-- start SUPPLIED ENTRIES --

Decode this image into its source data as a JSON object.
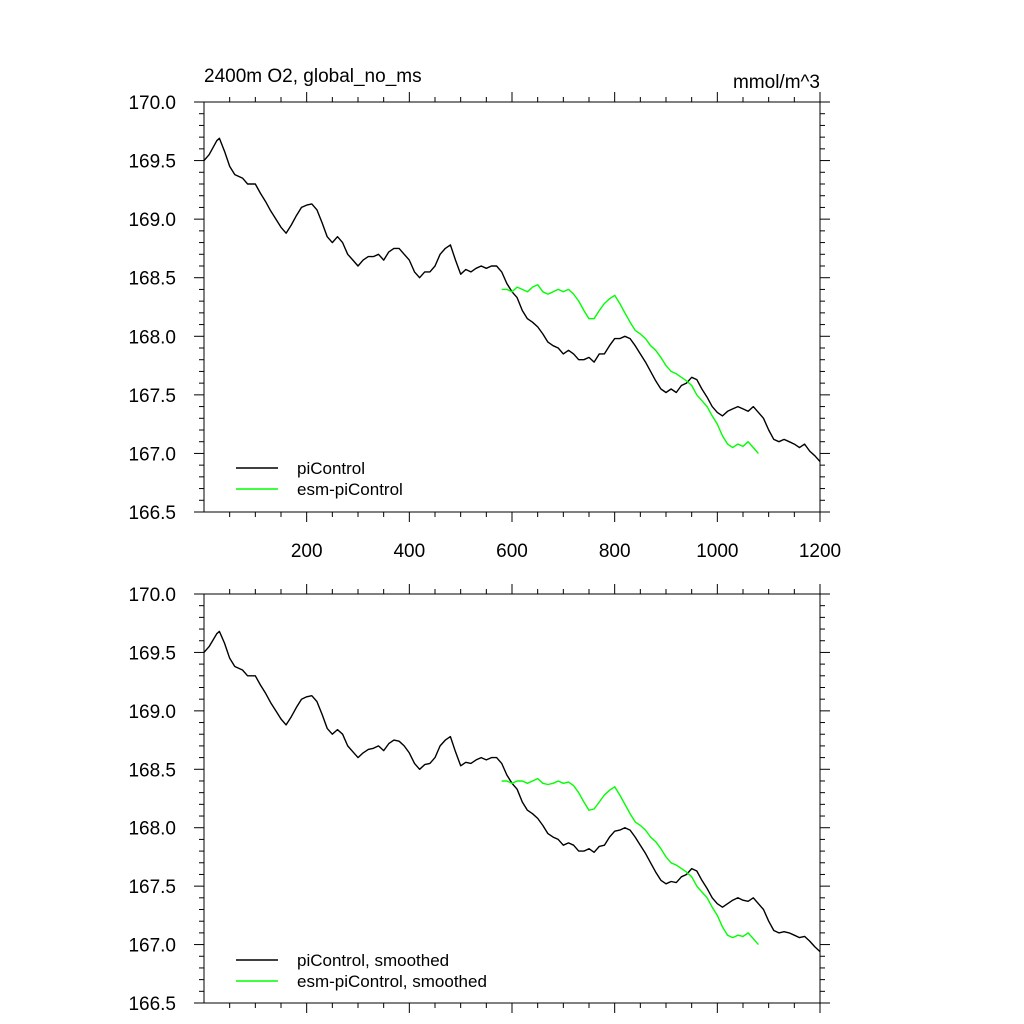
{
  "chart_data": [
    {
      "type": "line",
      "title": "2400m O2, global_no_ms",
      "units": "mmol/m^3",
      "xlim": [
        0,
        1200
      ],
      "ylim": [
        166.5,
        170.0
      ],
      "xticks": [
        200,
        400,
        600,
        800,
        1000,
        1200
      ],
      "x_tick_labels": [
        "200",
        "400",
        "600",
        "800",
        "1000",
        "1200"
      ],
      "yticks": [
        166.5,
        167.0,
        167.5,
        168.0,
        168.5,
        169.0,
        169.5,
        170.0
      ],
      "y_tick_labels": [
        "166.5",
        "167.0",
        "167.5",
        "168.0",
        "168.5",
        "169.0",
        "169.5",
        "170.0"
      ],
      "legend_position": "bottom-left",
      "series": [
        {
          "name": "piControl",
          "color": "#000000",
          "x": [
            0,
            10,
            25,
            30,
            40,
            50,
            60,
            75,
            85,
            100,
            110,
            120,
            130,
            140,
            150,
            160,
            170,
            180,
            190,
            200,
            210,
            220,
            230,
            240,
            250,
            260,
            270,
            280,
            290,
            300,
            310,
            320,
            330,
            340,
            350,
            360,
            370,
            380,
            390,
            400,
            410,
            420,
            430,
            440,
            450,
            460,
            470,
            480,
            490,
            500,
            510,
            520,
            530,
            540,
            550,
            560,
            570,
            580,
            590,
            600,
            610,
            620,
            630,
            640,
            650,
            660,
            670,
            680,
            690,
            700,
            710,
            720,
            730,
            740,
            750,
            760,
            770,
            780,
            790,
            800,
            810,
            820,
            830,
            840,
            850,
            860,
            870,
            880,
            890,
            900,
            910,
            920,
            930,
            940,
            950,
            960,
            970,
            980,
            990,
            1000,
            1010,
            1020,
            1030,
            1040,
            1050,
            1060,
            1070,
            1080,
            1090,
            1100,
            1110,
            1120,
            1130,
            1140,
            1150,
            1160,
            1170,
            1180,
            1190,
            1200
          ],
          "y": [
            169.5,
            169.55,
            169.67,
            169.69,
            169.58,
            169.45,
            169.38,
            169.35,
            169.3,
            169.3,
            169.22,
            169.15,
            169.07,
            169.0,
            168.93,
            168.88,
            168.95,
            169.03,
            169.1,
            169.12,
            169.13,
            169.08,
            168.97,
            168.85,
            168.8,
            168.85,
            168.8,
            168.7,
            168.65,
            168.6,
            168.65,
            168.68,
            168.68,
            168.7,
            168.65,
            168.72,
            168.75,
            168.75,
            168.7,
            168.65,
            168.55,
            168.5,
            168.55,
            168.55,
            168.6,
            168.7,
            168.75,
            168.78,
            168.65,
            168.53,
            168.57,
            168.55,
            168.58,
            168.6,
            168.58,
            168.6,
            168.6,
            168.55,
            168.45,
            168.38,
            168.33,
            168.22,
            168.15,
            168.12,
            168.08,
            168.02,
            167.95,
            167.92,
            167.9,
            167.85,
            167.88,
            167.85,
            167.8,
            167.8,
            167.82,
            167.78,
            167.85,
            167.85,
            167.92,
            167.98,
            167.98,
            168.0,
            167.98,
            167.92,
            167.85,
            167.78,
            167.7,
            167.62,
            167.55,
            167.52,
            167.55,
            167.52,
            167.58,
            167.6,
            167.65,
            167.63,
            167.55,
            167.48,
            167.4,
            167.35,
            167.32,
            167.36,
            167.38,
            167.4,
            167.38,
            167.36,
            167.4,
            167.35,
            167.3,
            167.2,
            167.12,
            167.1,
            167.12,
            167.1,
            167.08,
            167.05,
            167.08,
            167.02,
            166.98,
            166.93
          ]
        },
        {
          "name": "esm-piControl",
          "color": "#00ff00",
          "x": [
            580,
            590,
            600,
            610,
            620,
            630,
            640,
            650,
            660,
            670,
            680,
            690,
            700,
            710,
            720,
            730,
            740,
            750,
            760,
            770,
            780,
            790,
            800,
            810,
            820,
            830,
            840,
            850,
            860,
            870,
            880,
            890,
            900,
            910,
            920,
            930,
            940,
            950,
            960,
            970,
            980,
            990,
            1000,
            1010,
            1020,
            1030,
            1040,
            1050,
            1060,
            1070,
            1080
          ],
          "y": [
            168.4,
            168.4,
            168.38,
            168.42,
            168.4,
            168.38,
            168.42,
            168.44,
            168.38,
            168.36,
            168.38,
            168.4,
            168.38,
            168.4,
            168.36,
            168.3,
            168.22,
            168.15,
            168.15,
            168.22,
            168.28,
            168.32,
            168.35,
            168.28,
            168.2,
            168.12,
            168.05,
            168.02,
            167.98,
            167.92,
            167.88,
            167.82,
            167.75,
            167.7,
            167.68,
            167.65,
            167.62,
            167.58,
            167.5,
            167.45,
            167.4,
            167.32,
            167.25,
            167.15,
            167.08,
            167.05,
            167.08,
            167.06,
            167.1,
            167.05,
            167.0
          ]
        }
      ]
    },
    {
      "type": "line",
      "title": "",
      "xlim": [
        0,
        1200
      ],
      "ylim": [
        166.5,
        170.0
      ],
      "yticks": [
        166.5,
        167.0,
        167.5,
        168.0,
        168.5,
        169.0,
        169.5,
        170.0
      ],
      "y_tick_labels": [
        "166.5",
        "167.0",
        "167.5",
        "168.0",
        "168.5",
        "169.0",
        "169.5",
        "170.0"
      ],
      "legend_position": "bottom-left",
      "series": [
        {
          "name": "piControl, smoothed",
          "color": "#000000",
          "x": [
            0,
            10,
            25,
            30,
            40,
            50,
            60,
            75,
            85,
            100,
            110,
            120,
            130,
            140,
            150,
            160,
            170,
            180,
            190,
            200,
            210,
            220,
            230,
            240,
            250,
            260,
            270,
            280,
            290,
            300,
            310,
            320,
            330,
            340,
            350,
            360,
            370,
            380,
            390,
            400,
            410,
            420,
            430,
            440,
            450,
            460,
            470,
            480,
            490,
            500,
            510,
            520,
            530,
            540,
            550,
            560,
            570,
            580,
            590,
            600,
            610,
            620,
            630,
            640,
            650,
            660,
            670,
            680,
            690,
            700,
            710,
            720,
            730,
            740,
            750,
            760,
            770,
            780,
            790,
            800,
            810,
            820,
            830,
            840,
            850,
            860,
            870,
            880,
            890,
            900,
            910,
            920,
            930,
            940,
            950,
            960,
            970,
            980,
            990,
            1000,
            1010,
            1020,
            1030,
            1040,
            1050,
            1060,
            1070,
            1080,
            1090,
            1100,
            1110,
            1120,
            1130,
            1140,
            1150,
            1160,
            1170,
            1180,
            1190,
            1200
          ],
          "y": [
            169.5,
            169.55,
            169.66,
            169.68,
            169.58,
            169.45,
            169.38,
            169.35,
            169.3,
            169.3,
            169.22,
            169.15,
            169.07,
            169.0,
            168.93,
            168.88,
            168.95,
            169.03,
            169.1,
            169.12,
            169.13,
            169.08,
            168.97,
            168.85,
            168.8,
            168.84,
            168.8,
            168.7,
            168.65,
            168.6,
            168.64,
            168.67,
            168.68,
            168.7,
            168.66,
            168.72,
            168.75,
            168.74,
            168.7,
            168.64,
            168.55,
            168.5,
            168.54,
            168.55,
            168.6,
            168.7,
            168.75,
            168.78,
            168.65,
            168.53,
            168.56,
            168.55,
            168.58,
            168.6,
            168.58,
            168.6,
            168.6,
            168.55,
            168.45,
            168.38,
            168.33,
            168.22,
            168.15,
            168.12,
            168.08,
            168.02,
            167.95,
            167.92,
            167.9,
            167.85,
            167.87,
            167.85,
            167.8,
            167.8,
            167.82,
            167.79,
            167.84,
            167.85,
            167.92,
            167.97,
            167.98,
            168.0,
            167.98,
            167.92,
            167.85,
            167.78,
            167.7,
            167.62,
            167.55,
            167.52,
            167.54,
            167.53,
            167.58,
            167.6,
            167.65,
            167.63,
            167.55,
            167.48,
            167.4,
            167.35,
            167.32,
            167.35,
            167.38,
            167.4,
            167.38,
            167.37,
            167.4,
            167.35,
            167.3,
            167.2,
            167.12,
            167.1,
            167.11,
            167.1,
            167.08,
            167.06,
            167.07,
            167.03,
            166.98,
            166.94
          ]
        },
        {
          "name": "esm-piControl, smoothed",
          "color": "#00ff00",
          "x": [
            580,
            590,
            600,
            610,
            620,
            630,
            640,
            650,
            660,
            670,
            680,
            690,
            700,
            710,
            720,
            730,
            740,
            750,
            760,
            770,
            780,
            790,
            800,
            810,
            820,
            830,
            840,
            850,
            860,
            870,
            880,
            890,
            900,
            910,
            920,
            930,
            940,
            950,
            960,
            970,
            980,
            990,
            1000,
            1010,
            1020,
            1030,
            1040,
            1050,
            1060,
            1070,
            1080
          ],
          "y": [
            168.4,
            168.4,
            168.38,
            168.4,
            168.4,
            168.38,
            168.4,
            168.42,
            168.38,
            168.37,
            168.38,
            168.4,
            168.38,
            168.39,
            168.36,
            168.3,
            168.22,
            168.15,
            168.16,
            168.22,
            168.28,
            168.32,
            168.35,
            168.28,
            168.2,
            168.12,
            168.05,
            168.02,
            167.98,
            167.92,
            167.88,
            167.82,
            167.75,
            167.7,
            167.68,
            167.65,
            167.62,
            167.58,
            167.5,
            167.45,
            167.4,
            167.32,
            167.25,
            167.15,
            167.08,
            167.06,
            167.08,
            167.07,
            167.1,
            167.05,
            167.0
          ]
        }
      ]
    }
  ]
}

-- end SUPPLIED ENTRIES --

▶ [WHAT YOU WILL DO] Return each line with "piControl".

▶ [SOLUTION FOR THIS PROBLEM]
          "name": "piControl",
          "name": "esm-piControl",
          "name": "piControl, smoothed",
          "name": "esm-piControl, smoothed",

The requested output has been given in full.